* [What is needed]:
Exactly as written, print each record in the listing.

** start of The records **

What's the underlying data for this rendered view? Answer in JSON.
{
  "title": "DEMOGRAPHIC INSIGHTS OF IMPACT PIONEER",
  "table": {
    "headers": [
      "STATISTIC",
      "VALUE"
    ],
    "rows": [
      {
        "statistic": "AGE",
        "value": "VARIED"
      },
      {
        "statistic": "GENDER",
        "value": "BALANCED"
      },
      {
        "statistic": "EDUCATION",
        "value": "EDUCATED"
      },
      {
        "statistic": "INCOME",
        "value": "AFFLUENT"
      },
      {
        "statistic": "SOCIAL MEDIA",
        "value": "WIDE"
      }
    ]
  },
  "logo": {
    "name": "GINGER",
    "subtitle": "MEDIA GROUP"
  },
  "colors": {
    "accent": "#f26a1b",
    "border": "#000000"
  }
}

** end of The records **

* [The result]:
What's the underlying data for this rendered view? Answer in JSON.
{
  "title": "DEMOGRAPHIC INSIGHTS OF IMPACT PIONEER",
  "table": {
    "headers": [
      "STATISTIC",
      "VALUE"
    ],
    "rows": [
      {
        "statistic": "AGE",
        "value": "VARIED"
      },
      {
        "statistic": "GENDER",
        "value": "BALANCED"
      },
      {
        "statistic": "EDUCATION",
        "value": "EDUCATED"
      },
      {
        "statistic": "INCOME",
        "value": "AFFLUENT"
      },
      {
        "statistic": "SOCIAL MEDIA",
        "value": "WIDE"
      }
    ]
  },
  "logo": {
    "name": "GINGER",
    "subtitle": "MEDIA GROUP"
  },
  "colors": {
    "accent": "#f26a1b",
    "border": "#000000"
  }
}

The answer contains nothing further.